▸ **WRITTEN TASK**
Write out each line from the data below that includes the word "label".

▸ **DATASET RECORDS**
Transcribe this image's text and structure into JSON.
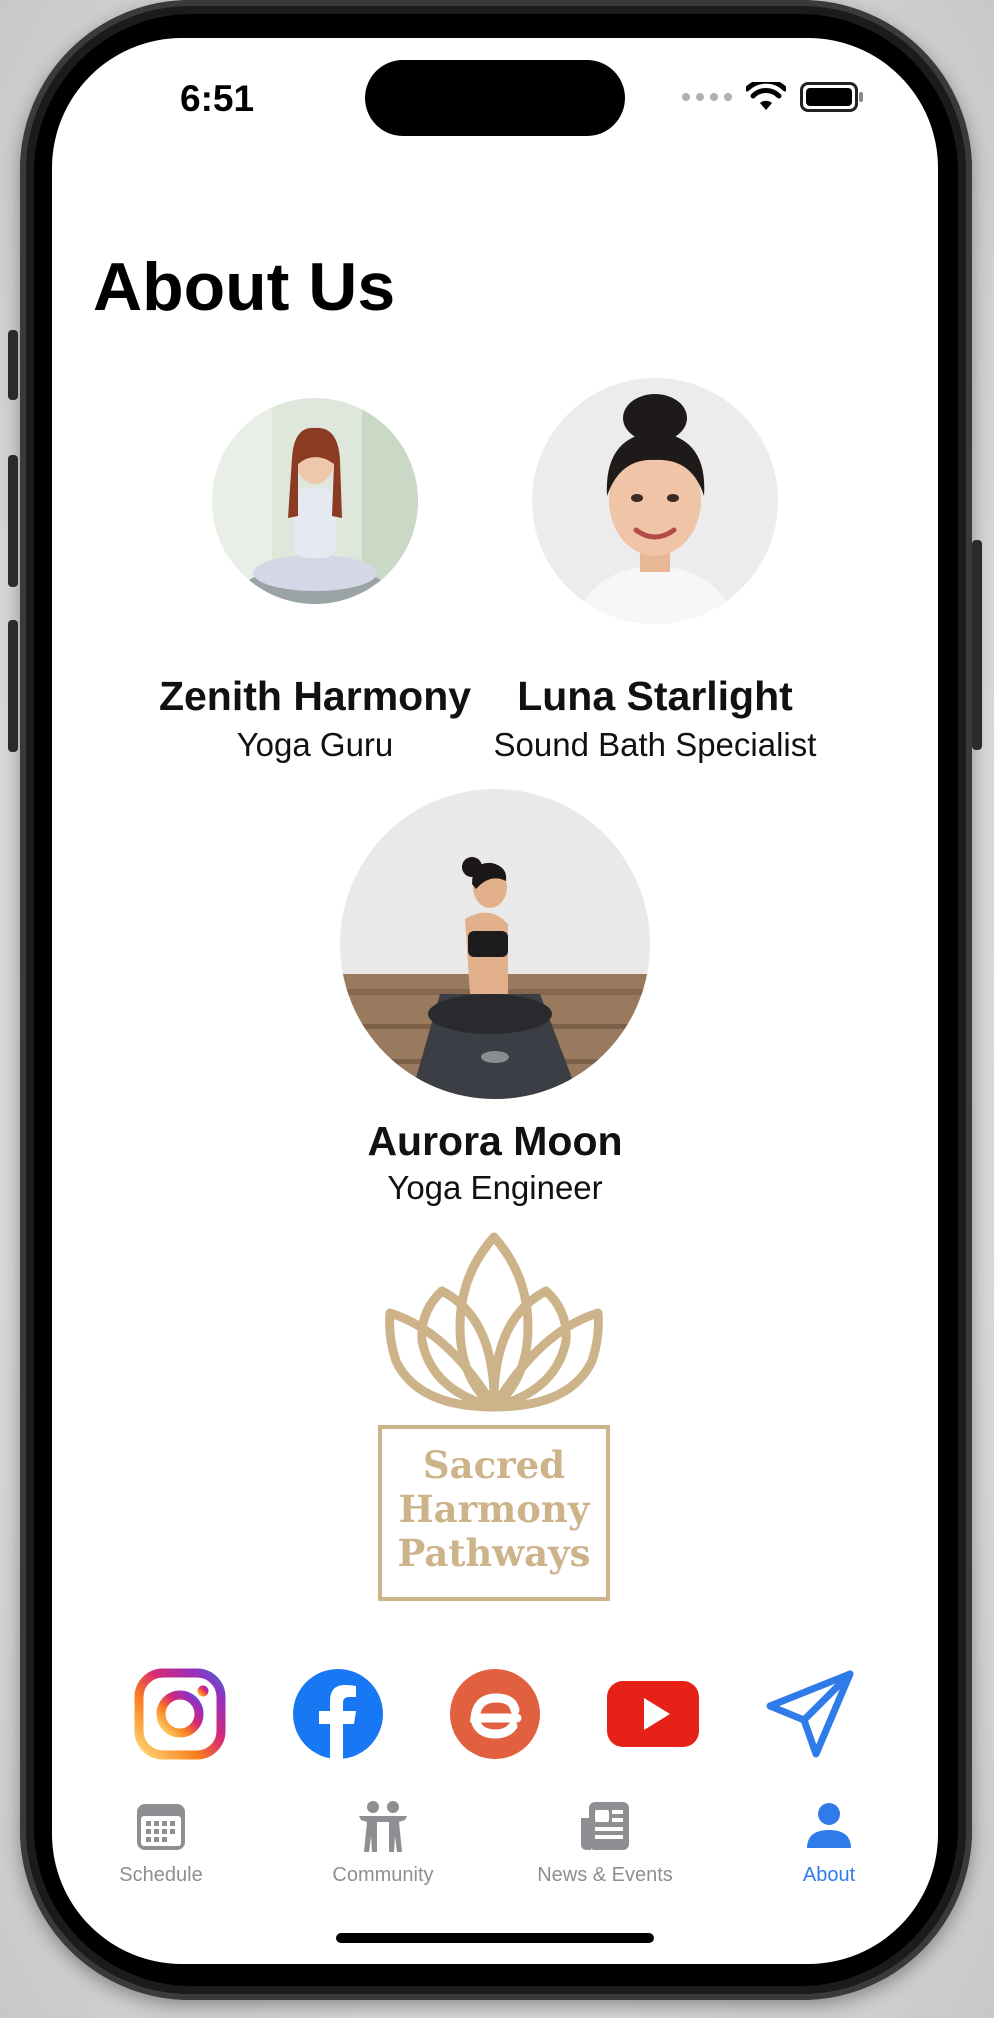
{
  "status_bar": {
    "time": "6:51"
  },
  "page": {
    "title": "About Us"
  },
  "team": [
    {
      "name": "Zenith Harmony",
      "role": "Yoga Guru"
    },
    {
      "name": "Luna Starlight",
      "role": "Sound Bath Specialist"
    },
    {
      "name": "Aurora Moon",
      "role": "Yoga Engineer"
    }
  ],
  "logo": {
    "lines": [
      "Sacred",
      "Harmony",
      "Pathways"
    ],
    "color": "#CDB38A"
  },
  "social_links": [
    {
      "icon": "instagram-icon"
    },
    {
      "icon": "facebook-icon",
      "color": "#1877F2"
    },
    {
      "icon": "eventbrite-icon",
      "color": "#E0603F"
    },
    {
      "icon": "youtube-icon",
      "color": "#E62117"
    },
    {
      "icon": "send-icon",
      "color": "#2F7BEA"
    }
  ],
  "tabs": [
    {
      "label": "Schedule",
      "icon": "calendar-icon",
      "active": false
    },
    {
      "label": "Community",
      "icon": "community-icon",
      "active": false
    },
    {
      "label": "News & Events",
      "icon": "newspaper-icon",
      "active": false
    },
    {
      "label": "About",
      "icon": "person-icon",
      "active": true
    }
  ],
  "colors": {
    "tab_active": "#2F7BEA",
    "tab_inactive": "#8E8E93"
  }
}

▸ **ANSWER**
      "label": "Schedule",
      "label": "Community",
      "label": "News & Events",
      "label": "About",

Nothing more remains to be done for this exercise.